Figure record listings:

· · ·

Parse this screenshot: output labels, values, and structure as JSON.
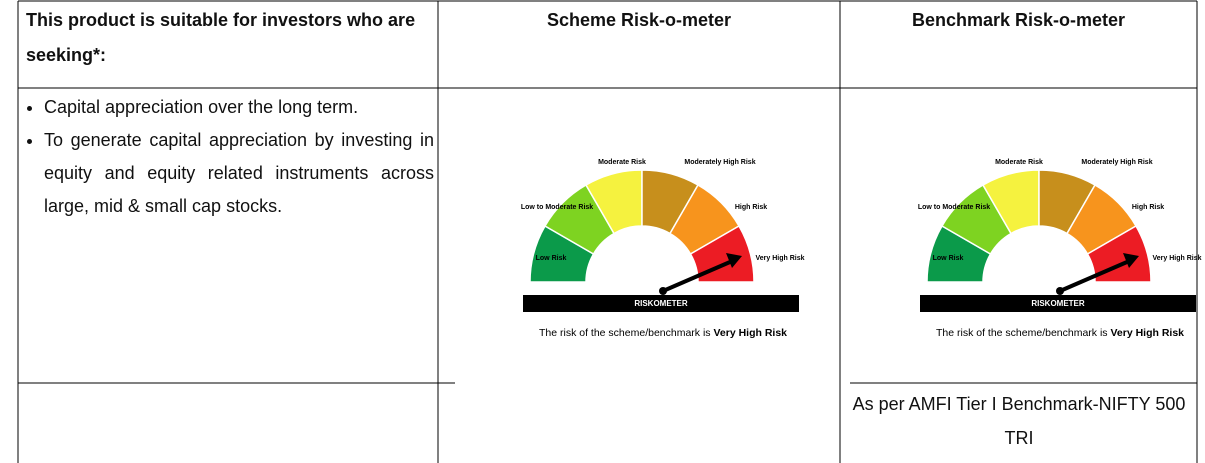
{
  "header": {
    "suitability": "This product is suitable for investors who are seeking*:",
    "scheme": "Scheme Risk-o-meter",
    "benchmark": "Benchmark Risk-o-meter"
  },
  "suitability_points": [
    "Capital appreciation over the long term.",
    "To generate capital appreciation by investing in equity and equity related instruments across large, mid & small cap stocks."
  ],
  "riskometers": [
    {
      "levels": [
        "Low Risk",
        "Low to Moderate Risk",
        "Moderate Risk",
        "Moderately High Risk",
        "High Risk",
        "Very High Risk"
      ],
      "title": "RISKOMETER",
      "caption": "The risk of the scheme/benchmark is",
      "risk": "Very High Risk"
    },
    {
      "levels": [
        "Low Risk",
        "Low to Moderate Risk",
        "Moderate Risk",
        "Moderately High Risk",
        "High Risk",
        "Very High Risk"
      ],
      "title": "RISKOMETER",
      "caption": "The risk of the scheme/benchmark is",
      "risk": "Very High Risk"
    }
  ],
  "benchmark_note": "As per AMFI Tier I Benchmark-NIFTY 500 TRI"
}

· · ·

Stated problem:
Repeat the lines above exactly, and keep every picture out.

Exercise result:
Parse this screenshot: output labels, values, and structure as JSON.
{
  "header": {
    "suitability": "This product is suitable for investors who are seeking*:",
    "scheme": "Scheme Risk-o-meter",
    "benchmark": "Benchmark Risk-o-meter"
  },
  "suitability_points": [
    "Capital appreciation over the long term.",
    "To generate capital appreciation by investing in equity and equity related instruments across large, mid & small cap stocks."
  ],
  "riskometers": [
    {
      "levels": [
        "Low Risk",
        "Low to Moderate Risk",
        "Moderate Risk",
        "Moderately High Risk",
        "High Risk",
        "Very High Risk"
      ],
      "title": "RISKOMETER",
      "caption": "The risk of the scheme/benchmark is",
      "risk": "Very High Risk"
    },
    {
      "levels": [
        "Low Risk",
        "Low to Moderate Risk",
        "Moderate Risk",
        "Moderately High Risk",
        "High Risk",
        "Very High Risk"
      ],
      "title": "RISKOMETER",
      "caption": "The risk of the scheme/benchmark is",
      "risk": "Very High Risk"
    }
  ],
  "benchmark_note": "As per AMFI Tier I Benchmark-NIFTY 500 TRI"
}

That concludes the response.